WHAT YOU ARE ASKED TO DO:
From the listing below, pick out each line with the word "this".

-------- EXTRACTED DATA

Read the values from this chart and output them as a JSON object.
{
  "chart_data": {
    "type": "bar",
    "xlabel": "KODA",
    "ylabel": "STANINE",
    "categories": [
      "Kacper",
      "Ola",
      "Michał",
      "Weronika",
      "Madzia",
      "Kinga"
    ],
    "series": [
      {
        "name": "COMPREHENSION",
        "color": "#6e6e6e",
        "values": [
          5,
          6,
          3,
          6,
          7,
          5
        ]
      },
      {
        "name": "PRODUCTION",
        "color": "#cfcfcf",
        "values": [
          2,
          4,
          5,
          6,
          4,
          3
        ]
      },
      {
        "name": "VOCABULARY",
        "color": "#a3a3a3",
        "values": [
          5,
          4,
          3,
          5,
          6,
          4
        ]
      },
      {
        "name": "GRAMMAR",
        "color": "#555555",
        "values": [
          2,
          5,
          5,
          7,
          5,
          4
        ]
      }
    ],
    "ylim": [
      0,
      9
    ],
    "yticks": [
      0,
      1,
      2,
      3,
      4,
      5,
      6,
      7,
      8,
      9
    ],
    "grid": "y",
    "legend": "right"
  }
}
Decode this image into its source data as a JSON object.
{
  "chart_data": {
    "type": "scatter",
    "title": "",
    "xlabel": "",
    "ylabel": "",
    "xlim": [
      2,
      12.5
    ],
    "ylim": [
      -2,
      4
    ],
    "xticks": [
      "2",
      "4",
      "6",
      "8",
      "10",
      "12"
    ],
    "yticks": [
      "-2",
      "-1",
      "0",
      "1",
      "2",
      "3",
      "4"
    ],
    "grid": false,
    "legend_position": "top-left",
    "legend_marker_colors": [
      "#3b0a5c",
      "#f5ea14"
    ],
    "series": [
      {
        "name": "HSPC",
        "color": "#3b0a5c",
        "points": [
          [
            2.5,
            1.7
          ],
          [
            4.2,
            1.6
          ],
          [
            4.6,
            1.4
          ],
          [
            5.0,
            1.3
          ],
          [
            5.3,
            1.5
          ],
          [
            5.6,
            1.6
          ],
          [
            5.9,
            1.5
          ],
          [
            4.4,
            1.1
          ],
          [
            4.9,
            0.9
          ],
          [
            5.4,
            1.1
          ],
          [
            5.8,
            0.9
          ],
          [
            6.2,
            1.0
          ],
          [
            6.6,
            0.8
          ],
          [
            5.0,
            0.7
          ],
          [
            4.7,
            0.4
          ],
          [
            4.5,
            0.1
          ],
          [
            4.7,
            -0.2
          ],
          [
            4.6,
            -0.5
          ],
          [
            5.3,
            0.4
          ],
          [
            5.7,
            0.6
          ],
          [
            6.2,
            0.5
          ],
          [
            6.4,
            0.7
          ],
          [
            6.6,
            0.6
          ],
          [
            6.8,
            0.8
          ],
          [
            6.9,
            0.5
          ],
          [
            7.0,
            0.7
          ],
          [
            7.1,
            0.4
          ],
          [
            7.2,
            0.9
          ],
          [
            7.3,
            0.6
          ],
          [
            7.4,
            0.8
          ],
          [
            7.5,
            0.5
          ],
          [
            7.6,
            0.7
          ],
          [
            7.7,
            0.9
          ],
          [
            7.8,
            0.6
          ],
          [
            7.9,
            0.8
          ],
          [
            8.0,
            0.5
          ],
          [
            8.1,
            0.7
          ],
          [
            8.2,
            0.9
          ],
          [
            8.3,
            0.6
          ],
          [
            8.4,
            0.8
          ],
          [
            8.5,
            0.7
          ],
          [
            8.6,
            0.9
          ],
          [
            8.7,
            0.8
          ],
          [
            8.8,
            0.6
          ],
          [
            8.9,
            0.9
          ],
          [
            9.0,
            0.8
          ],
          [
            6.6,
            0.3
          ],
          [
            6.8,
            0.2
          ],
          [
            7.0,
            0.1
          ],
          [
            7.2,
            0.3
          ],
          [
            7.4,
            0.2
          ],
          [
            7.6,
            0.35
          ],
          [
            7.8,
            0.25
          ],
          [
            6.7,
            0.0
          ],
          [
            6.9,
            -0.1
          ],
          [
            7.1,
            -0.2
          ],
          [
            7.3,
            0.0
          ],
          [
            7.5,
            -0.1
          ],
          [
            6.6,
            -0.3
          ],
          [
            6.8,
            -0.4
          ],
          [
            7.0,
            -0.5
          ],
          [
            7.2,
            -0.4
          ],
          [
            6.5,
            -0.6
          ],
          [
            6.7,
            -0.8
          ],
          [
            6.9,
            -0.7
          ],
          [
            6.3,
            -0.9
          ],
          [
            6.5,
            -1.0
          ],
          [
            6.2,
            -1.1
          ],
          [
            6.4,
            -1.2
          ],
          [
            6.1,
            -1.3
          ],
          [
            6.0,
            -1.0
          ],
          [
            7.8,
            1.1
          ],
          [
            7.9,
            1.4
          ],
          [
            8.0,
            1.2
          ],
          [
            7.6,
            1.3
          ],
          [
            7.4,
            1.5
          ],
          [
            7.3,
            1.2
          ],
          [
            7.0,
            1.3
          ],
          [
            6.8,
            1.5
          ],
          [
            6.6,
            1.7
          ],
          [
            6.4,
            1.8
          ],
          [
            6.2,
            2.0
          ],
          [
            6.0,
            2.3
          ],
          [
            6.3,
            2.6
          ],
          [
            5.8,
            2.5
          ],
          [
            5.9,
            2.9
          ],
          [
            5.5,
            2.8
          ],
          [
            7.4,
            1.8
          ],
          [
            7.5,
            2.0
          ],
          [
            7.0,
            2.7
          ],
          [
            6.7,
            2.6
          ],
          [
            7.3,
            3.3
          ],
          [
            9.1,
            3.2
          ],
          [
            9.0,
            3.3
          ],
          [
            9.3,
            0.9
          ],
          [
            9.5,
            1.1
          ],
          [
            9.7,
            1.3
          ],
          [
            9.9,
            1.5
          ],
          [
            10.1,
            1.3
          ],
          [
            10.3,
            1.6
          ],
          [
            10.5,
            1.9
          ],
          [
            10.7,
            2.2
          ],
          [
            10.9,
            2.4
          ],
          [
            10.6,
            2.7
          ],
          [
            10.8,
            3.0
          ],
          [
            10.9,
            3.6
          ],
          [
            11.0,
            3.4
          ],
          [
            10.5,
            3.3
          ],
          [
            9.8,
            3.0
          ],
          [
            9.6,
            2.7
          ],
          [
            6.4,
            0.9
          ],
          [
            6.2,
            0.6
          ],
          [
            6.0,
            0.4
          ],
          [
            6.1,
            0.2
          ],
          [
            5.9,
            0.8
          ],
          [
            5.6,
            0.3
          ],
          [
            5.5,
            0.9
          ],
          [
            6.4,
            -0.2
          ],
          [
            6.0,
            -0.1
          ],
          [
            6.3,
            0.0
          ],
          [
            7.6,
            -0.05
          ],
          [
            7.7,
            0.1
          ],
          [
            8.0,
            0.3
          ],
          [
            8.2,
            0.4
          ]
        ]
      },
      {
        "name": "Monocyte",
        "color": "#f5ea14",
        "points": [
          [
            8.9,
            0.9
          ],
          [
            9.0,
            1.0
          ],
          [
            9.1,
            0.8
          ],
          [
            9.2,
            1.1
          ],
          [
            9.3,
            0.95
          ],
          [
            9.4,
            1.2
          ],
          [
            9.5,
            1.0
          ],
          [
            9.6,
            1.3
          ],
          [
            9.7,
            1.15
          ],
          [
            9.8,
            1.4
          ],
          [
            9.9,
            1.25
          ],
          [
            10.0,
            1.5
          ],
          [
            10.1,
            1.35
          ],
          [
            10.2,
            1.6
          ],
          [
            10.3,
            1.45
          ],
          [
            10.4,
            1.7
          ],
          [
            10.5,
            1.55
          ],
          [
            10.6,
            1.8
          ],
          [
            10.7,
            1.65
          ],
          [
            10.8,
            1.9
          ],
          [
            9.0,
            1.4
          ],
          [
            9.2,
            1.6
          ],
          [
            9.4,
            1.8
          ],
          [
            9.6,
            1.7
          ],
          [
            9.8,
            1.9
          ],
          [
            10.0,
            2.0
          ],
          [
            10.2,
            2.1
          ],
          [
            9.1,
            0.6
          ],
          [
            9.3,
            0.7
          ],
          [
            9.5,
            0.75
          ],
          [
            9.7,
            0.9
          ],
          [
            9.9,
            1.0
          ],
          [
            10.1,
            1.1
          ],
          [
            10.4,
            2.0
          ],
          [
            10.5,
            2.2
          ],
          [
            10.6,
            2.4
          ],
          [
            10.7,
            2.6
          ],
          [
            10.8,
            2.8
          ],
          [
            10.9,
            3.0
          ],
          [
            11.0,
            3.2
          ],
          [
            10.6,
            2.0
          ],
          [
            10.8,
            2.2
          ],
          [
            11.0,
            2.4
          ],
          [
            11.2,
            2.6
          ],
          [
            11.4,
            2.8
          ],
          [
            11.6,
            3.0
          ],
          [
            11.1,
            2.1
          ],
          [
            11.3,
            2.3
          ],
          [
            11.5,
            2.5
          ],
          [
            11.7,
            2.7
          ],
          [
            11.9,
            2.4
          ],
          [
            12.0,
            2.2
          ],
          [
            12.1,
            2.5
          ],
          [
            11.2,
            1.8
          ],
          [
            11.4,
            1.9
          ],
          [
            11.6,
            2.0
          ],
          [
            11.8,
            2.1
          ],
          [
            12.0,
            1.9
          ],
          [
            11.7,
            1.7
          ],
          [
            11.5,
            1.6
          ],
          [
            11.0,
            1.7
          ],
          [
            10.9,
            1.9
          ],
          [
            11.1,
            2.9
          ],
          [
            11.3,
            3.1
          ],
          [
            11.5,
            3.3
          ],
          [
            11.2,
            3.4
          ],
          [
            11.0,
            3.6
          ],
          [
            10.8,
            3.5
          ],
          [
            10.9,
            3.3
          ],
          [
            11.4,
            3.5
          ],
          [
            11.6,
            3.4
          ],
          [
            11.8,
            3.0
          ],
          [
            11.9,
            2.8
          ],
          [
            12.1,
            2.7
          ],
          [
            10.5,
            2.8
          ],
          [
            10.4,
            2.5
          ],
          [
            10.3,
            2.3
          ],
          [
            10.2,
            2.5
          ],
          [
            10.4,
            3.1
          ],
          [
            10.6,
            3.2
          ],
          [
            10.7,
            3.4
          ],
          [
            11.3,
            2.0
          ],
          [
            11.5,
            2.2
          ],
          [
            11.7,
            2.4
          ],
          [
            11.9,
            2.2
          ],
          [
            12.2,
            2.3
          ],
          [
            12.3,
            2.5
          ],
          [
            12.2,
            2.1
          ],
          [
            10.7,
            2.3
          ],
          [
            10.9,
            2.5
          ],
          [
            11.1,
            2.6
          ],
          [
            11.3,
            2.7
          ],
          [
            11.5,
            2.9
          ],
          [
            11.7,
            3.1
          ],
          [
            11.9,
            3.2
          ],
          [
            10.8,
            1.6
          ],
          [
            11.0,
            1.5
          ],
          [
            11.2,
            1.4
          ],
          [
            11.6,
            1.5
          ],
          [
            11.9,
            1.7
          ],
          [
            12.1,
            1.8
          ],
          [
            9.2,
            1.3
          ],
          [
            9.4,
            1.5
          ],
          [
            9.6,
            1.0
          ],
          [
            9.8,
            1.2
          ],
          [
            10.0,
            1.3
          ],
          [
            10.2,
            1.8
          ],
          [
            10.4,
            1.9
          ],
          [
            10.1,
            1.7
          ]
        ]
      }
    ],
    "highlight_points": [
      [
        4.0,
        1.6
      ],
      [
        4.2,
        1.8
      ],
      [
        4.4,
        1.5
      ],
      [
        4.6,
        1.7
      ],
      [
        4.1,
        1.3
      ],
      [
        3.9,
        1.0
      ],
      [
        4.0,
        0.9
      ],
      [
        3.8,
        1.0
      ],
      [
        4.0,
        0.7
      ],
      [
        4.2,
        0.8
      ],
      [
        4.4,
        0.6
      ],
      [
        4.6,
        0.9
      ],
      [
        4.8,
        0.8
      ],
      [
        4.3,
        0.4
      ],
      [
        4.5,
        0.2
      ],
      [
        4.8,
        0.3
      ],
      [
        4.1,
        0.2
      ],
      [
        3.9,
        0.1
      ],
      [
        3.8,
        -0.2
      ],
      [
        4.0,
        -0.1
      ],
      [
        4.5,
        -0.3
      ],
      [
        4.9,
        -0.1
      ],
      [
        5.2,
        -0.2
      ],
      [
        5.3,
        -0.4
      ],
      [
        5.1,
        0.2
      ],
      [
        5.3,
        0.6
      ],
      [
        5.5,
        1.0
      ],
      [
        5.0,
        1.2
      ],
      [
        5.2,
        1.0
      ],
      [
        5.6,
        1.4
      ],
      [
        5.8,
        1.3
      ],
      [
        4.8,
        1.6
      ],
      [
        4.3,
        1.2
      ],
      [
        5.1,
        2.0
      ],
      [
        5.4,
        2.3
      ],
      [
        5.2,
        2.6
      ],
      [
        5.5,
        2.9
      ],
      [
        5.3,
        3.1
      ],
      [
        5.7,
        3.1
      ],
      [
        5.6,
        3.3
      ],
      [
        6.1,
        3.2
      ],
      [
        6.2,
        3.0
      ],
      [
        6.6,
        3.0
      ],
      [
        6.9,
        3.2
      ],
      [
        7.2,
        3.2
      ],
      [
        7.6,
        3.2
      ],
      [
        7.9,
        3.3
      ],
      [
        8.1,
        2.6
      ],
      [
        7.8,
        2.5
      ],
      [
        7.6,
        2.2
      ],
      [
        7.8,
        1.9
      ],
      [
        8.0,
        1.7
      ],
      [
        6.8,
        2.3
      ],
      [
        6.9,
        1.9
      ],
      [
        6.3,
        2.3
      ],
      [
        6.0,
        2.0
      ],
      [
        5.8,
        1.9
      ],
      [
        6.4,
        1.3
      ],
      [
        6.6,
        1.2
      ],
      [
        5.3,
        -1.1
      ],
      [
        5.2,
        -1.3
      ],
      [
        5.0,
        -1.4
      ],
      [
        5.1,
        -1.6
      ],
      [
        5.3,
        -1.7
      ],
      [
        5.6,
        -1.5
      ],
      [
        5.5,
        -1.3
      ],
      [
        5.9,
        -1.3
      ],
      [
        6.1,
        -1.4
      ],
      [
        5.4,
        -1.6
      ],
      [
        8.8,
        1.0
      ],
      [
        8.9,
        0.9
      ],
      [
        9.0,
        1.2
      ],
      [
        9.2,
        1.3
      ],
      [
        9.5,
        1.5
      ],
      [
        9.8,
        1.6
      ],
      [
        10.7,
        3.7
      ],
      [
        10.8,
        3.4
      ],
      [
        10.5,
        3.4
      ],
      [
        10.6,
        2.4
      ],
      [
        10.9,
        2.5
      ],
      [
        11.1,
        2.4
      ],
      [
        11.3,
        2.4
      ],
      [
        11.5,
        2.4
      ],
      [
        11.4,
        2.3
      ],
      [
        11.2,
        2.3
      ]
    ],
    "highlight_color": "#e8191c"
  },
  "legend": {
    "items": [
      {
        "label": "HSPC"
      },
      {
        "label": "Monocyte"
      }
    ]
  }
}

----------------

RESPONSE TO THE EXERCISE:
Read the values from this chart and output them as a JSON object.
Decode this image into its source data as a JSON object.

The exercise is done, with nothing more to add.